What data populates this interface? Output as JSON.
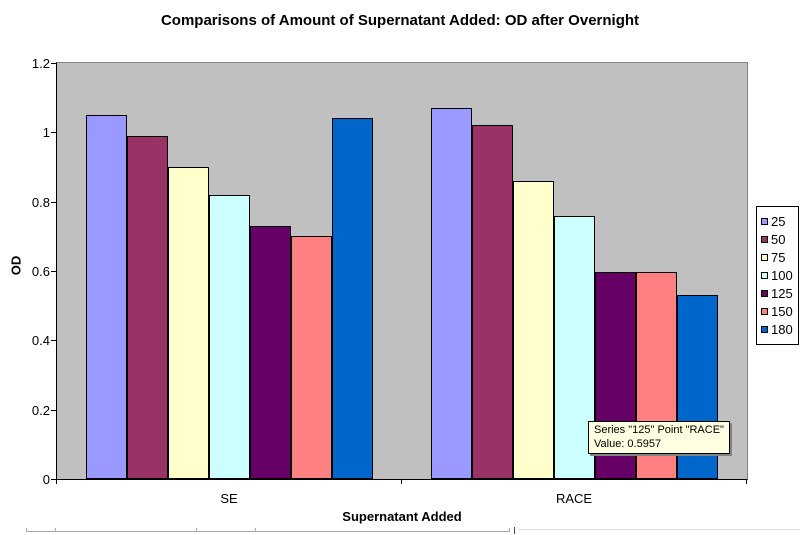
{
  "chart_data": {
    "type": "bar",
    "title": "Comparisons of Amount of Supernatant Added: OD after Overnight",
    "xlabel": "Supernatant Added",
    "ylabel": "OD",
    "ylim": [
      0,
      1.2
    ],
    "ytick_step": 0.2,
    "yticks": [
      "0",
      "0.2",
      "0.4",
      "0.6",
      "0.8",
      "1",
      "1.2"
    ],
    "categories": [
      "SE",
      "RACE"
    ],
    "grid": false,
    "legend_position": "right",
    "plot_bg_color": "#C0C0C0",
    "series": [
      {
        "name": "25",
        "color": "#9999FF",
        "values": [
          1.05,
          1.07
        ]
      },
      {
        "name": "50",
        "color": "#993366",
        "values": [
          0.99,
          1.02
        ]
      },
      {
        "name": "75",
        "color": "#FFFFCC",
        "values": [
          0.9,
          0.86
        ]
      },
      {
        "name": "100",
        "color": "#CCFFFF",
        "values": [
          0.82,
          0.76
        ]
      },
      {
        "name": "125",
        "color": "#660066",
        "values": [
          0.73,
          0.5957
        ]
      },
      {
        "name": "150",
        "color": "#FF8080",
        "values": [
          0.7,
          0.597
        ]
      },
      {
        "name": "180",
        "color": "#0066CC",
        "values": [
          1.04,
          0.53
        ]
      }
    ]
  },
  "tooltip": {
    "line1": "Series \"125\" Point \"RACE\"",
    "line2": "Value: 0.5957"
  }
}
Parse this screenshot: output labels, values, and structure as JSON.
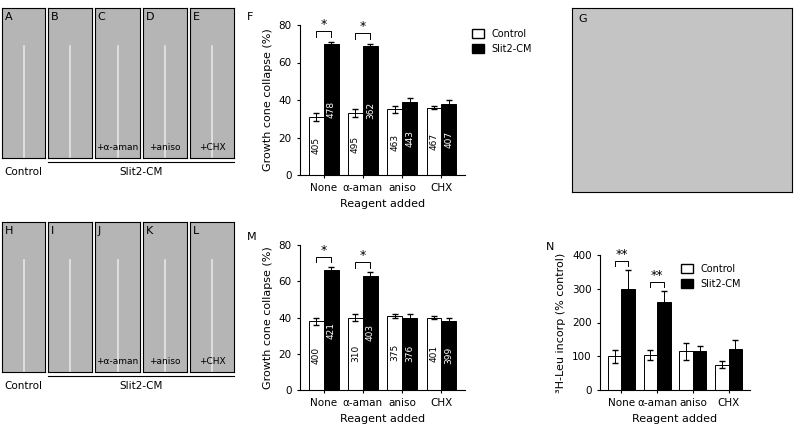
{
  "chart_data": [
    {
      "panel": "F",
      "type": "bar",
      "x_label": "Reagent added",
      "y_label": "Growth cone collapse (%)",
      "categories": [
        "None",
        "α-aman",
        "aniso",
        "CHX"
      ],
      "series": [
        {
          "name": "Control",
          "color": "#ffffff",
          "values": [
            31,
            33,
            35,
            36
          ],
          "errors": [
            2,
            2,
            2,
            1
          ],
          "n": [
            405,
            495,
            463,
            467
          ]
        },
        {
          "name": "Slit2-CM",
          "color": "#000000",
          "values": [
            70,
            69,
            39,
            38
          ],
          "errors": [
            1,
            1,
            2,
            2
          ],
          "n": [
            478,
            362,
            443,
            407
          ]
        }
      ],
      "significance": [
        "*",
        "*",
        null,
        null
      ],
      "ylim": [
        0,
        80
      ],
      "yticks": [
        0,
        20,
        40,
        60,
        80
      ],
      "legend": "upper left"
    },
    {
      "panel": "M",
      "type": "bar",
      "x_label": "Reagent added",
      "y_label": "Growth cone collapse (%)",
      "categories": [
        "None",
        "α-aman",
        "aniso",
        "CHX"
      ],
      "series": [
        {
          "name": "Control",
          "color": "#ffffff",
          "values": [
            38,
            40,
            41,
            40
          ],
          "errors": [
            2,
            2,
            1,
            1
          ],
          "n": [
            400,
            310,
            375,
            401
          ]
        },
        {
          "name": "Slit2-CM",
          "color": "#000000",
          "values": [
            66,
            63,
            40,
            38
          ],
          "errors": [
            2,
            2,
            2,
            2
          ],
          "n": [
            421,
            403,
            376,
            399
          ]
        }
      ],
      "significance": [
        "*",
        "*",
        null,
        null
      ],
      "ylim": [
        0,
        80
      ],
      "yticks": [
        0,
        20,
        40,
        60,
        80
      ]
    },
    {
      "panel": "N",
      "type": "bar",
      "x_label": "Reagent added",
      "y_label": "³H-Leu incorp (% control)",
      "categories": [
        "None",
        "α-aman",
        "aniso",
        "CHX"
      ],
      "series": [
        {
          "name": "Control",
          "color": "#ffffff",
          "values": [
            100,
            105,
            115,
            75
          ],
          "errors": [
            20,
            15,
            25,
            10
          ]
        },
        {
          "name": "Slit2-CM",
          "color": "#000000",
          "values": [
            300,
            262,
            115,
            122
          ],
          "errors": [
            55,
            30,
            15,
            25
          ]
        }
      ],
      "significance": [
        "**",
        "**",
        null,
        null
      ],
      "ylim": [
        0,
        400
      ],
      "yticks": [
        0,
        100,
        200,
        300,
        400
      ],
      "legend": "upper right"
    }
  ],
  "image_rows": [
    {
      "panels": [
        {
          "label": "A"
        },
        {
          "label": "B"
        },
        {
          "label": "C",
          "text": "+α-aman"
        },
        {
          "label": "D",
          "text": "+aniso"
        },
        {
          "label": "E",
          "text": "+CHX"
        }
      ],
      "captions": [
        "Control",
        "Slit2-CM"
      ]
    },
    {
      "panels": [
        {
          "label": "H"
        },
        {
          "label": "I"
        },
        {
          "label": "J",
          "text": "+α-aman"
        },
        {
          "label": "K",
          "text": "+aniso"
        },
        {
          "label": "L",
          "text": "+CHX"
        }
      ],
      "captions": [
        "Control",
        "Slit2-CM"
      ]
    }
  ],
  "image_single": {
    "label": "G"
  }
}
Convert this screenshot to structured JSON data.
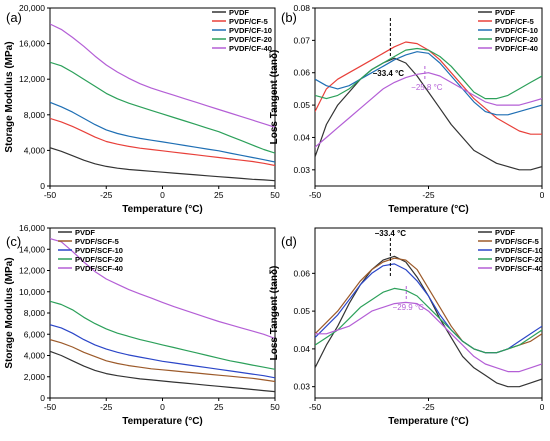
{
  "chart_data": [
    {
      "panel": "(a)",
      "type": "line",
      "xlabel": "Temperature (°C)",
      "ylabel": "Storage Modulus (MPa)",
      "xlim": [
        -50,
        50
      ],
      "ylim": [
        0,
        20000
      ],
      "xticks": [
        -50,
        -25,
        0,
        25,
        50
      ],
      "yticks": [
        0,
        4000,
        8000,
        12000,
        16000,
        20000
      ],
      "ytick_labels": [
        "0",
        "4,000",
        "8,000",
        "12,000",
        "16,000",
        "20,000"
      ],
      "legend_position": "top-right",
      "x": [
        -50,
        -45,
        -40,
        -35,
        -30,
        -25,
        -20,
        -15,
        -10,
        -5,
        0,
        5,
        10,
        15,
        20,
        25,
        30,
        35,
        40,
        45,
        50
      ],
      "series": [
        {
          "name": "PVDF",
          "color": "#333333",
          "values": [
            4300,
            3900,
            3400,
            2900,
            2500,
            2200,
            2000,
            1850,
            1750,
            1650,
            1550,
            1450,
            1350,
            1250,
            1150,
            1050,
            950,
            850,
            750,
            680,
            600
          ]
        },
        {
          "name": "PVDF/CF-5",
          "color": "#e8403a",
          "values": [
            7600,
            7200,
            6700,
            6100,
            5500,
            5000,
            4700,
            4450,
            4250,
            4100,
            3950,
            3800,
            3650,
            3500,
            3350,
            3200,
            3050,
            2900,
            2750,
            2550,
            2300
          ]
        },
        {
          "name": "PVDF/CF-10",
          "color": "#1f6fb4",
          "values": [
            9400,
            8900,
            8300,
            7600,
            6900,
            6300,
            5900,
            5600,
            5350,
            5150,
            4950,
            4750,
            4550,
            4350,
            4150,
            3950,
            3700,
            3450,
            3200,
            2950,
            2700
          ]
        },
        {
          "name": "PVDF/CF-20",
          "color": "#2ca05a",
          "values": [
            13900,
            13500,
            12800,
            12000,
            11200,
            10400,
            9800,
            9300,
            8900,
            8500,
            8100,
            7700,
            7300,
            6900,
            6500,
            6100,
            5600,
            5100,
            4600,
            4100,
            3700
          ]
        },
        {
          "name": "PVDF/CF-40",
          "color": "#b45fd6",
          "values": [
            18200,
            17600,
            16700,
            15700,
            14600,
            13600,
            12800,
            12100,
            11500,
            11000,
            10600,
            10200,
            9800,
            9400,
            9000,
            8600,
            8200,
            7800,
            7400,
            7000,
            6600
          ]
        }
      ]
    },
    {
      "panel": "(b)",
      "type": "line",
      "xlabel": "Temperature (°C)",
      "ylabel": "Loss Tangent (tanδ)",
      "xlim": [
        -50,
        0
      ],
      "ylim": [
        0.025,
        0.08
      ],
      "xticks": [
        -50,
        -25,
        0
      ],
      "yticks": [
        0.03,
        0.04,
        0.05,
        0.06,
        0.07,
        0.08
      ],
      "ytick_labels": [
        "0.03",
        "0.04",
        "0.05",
        "0.06",
        "0.07",
        "0.08"
      ],
      "legend_position": "top-right",
      "x": [
        -50,
        -47.5,
        -45,
        -42.5,
        -40,
        -37.5,
        -35,
        -32.5,
        -30,
        -27.5,
        -25,
        -22.5,
        -20,
        -17.5,
        -15,
        -12.5,
        -10,
        -7.5,
        -5,
        -2.5,
        0
      ],
      "series": [
        {
          "name": "PVDF",
          "color": "#333333",
          "values": [
            0.034,
            0.044,
            0.05,
            0.054,
            0.058,
            0.061,
            0.063,
            0.0645,
            0.063,
            0.059,
            0.054,
            0.049,
            0.044,
            0.04,
            0.036,
            0.034,
            0.032,
            0.031,
            0.03,
            0.03,
            0.031
          ]
        },
        {
          "name": "PVDF/CF-5",
          "color": "#e8403a",
          "values": [
            0.048,
            0.055,
            0.058,
            0.06,
            0.062,
            0.064,
            0.066,
            0.068,
            0.0695,
            0.069,
            0.067,
            0.064,
            0.06,
            0.056,
            0.052,
            0.049,
            0.046,
            0.044,
            0.042,
            0.041,
            0.041
          ]
        },
        {
          "name": "PVDF/CF-10",
          "color": "#1f6fb4",
          "values": [
            0.058,
            0.056,
            0.055,
            0.056,
            0.058,
            0.06,
            0.062,
            0.064,
            0.0655,
            0.0665,
            0.066,
            0.063,
            0.059,
            0.055,
            0.051,
            0.048,
            0.047,
            0.047,
            0.048,
            0.049,
            0.05
          ]
        },
        {
          "name": "PVDF/CF-20",
          "color": "#2ca05a",
          "values": [
            0.053,
            0.052,
            0.053,
            0.055,
            0.058,
            0.061,
            0.063,
            0.065,
            0.067,
            0.0675,
            0.067,
            0.065,
            0.062,
            0.058,
            0.054,
            0.052,
            0.052,
            0.053,
            0.055,
            0.057,
            0.059
          ]
        },
        {
          "name": "PVDF/CF-40",
          "color": "#b45fd6",
          "values": [
            0.037,
            0.04,
            0.043,
            0.046,
            0.049,
            0.052,
            0.055,
            0.057,
            0.0585,
            0.0595,
            0.06,
            0.059,
            0.057,
            0.055,
            0.053,
            0.051,
            0.05,
            0.05,
            0.05,
            0.051,
            0.052
          ]
        }
      ],
      "annotations": [
        {
          "text": "−33.4 °C",
          "x": -33.4,
          "color": "#000000"
        },
        {
          "text": "−25.8 °C",
          "x": -25.8,
          "color": "#b45fd6"
        }
      ]
    },
    {
      "panel": "(c)",
      "type": "line",
      "xlabel": "Temperature (°C)",
      "ylabel": "Storage Modulus (MPa)",
      "xlim": [
        -50,
        50
      ],
      "ylim": [
        0,
        16000
      ],
      "xticks": [
        -50,
        -25,
        0,
        25,
        50
      ],
      "yticks": [
        0,
        2000,
        4000,
        6000,
        8000,
        10000,
        12000,
        14000,
        16000
      ],
      "ytick_labels": [
        "0",
        "2,000",
        "4,000",
        "6,000",
        "8,000",
        "10,000",
        "12,000",
        "14,000",
        "16,000"
      ],
      "legend_position": "top-left",
      "x": [
        -50,
        -45,
        -40,
        -35,
        -30,
        -25,
        -20,
        -15,
        -10,
        -5,
        0,
        5,
        10,
        15,
        20,
        25,
        30,
        35,
        40,
        45,
        50
      ],
      "series": [
        {
          "name": "PVDF",
          "color": "#333333",
          "values": [
            4400,
            4000,
            3500,
            3000,
            2600,
            2300,
            2100,
            1950,
            1800,
            1700,
            1600,
            1500,
            1400,
            1300,
            1200,
            1100,
            1000,
            900,
            800,
            700,
            600
          ]
        },
        {
          "name": "PVDF/SCF-5",
          "color": "#9c5a2a",
          "values": [
            5500,
            5200,
            4800,
            4300,
            3900,
            3500,
            3250,
            3050,
            2900,
            2750,
            2650,
            2550,
            2450,
            2350,
            2250,
            2150,
            2050,
            1950,
            1850,
            1700,
            1550
          ]
        },
        {
          "name": "PVDF/SCF-10",
          "color": "#2b46c8",
          "values": [
            6900,
            6600,
            6100,
            5500,
            5000,
            4600,
            4300,
            4050,
            3850,
            3650,
            3450,
            3300,
            3150,
            3000,
            2850,
            2700,
            2550,
            2400,
            2250,
            2100,
            1900
          ]
        },
        {
          "name": "PVDF/SCF-20",
          "color": "#2ca05a",
          "values": [
            9100,
            8800,
            8300,
            7600,
            7000,
            6500,
            6100,
            5800,
            5500,
            5250,
            5000,
            4750,
            4500,
            4250,
            4000,
            3750,
            3500,
            3300,
            3100,
            2900,
            2700
          ]
        },
        {
          "name": "PVDF/SCF-40",
          "color": "#b45fd6",
          "values": [
            15000,
            14700,
            13800,
            12800,
            11900,
            11200,
            10700,
            10200,
            9800,
            9400,
            9000,
            8600,
            8250,
            7900,
            7550,
            7200,
            6900,
            6600,
            6300,
            6000,
            5600
          ]
        }
      ]
    },
    {
      "panel": "(d)",
      "type": "line",
      "xlabel": "Temperature (°C)",
      "ylabel": "Loss Tangent (tanδ)",
      "xlim": [
        -50,
        0
      ],
      "ylim": [
        0.027,
        0.072
      ],
      "xticks": [
        -50,
        -25,
        0
      ],
      "yticks": [
        0.03,
        0.04,
        0.05,
        0.06
      ],
      "ytick_labels": [
        "0.03",
        "0.04",
        "0.05",
        "0.06"
      ],
      "legend_position": "top-right",
      "x": [
        -50,
        -47.5,
        -45,
        -42.5,
        -40,
        -37.5,
        -35,
        -32.5,
        -30,
        -27.5,
        -25,
        -22.5,
        -20,
        -17.5,
        -15,
        -12.5,
        -10,
        -7.5,
        -5,
        -2.5,
        0
      ],
      "series": [
        {
          "name": "PVDF",
          "color": "#333333",
          "values": [
            0.035,
            0.041,
            0.046,
            0.052,
            0.057,
            0.061,
            0.0635,
            0.0645,
            0.063,
            0.059,
            0.054,
            0.048,
            0.043,
            0.038,
            0.035,
            0.033,
            0.031,
            0.03,
            0.03,
            0.031,
            0.032
          ]
        },
        {
          "name": "PVDF/SCF-5",
          "color": "#9c5a2a",
          "values": [
            0.044,
            0.047,
            0.05,
            0.054,
            0.058,
            0.061,
            0.063,
            0.064,
            0.0635,
            0.061,
            0.056,
            0.051,
            0.046,
            0.042,
            0.04,
            0.039,
            0.039,
            0.04,
            0.041,
            0.042,
            0.044
          ]
        },
        {
          "name": "PVDF/SCF-10",
          "color": "#2b46c8",
          "values": [
            0.043,
            0.046,
            0.049,
            0.053,
            0.057,
            0.06,
            0.062,
            0.0625,
            0.061,
            0.058,
            0.054,
            0.049,
            0.045,
            0.042,
            0.04,
            0.039,
            0.039,
            0.04,
            0.042,
            0.044,
            0.046
          ]
        },
        {
          "name": "PVDF/SCF-20",
          "color": "#2ca05a",
          "values": [
            0.041,
            0.043,
            0.045,
            0.048,
            0.051,
            0.053,
            0.055,
            0.056,
            0.0555,
            0.054,
            0.051,
            0.048,
            0.045,
            0.042,
            0.04,
            0.039,
            0.039,
            0.04,
            0.041,
            0.043,
            0.045
          ]
        },
        {
          "name": "PVDF/SCF-40",
          "color": "#b45fd6",
          "values": [
            0.044,
            0.044,
            0.045,
            0.046,
            0.048,
            0.05,
            0.051,
            0.052,
            0.0523,
            0.052,
            0.05,
            0.047,
            0.044,
            0.041,
            0.038,
            0.036,
            0.035,
            0.034,
            0.034,
            0.035,
            0.036
          ]
        }
      ],
      "annotations": [
        {
          "text": "−33.4 °C",
          "x": -33.4,
          "color": "#000000"
        },
        {
          "text": "−29.9 °C",
          "x": -29.9,
          "color": "#b45fd6"
        }
      ]
    }
  ]
}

• WHAT TO PRODUCE
Reproduce each line holding the word "upper".

• FULL RESPONSE
      "legend": "upper left"
      "legend": "upper right"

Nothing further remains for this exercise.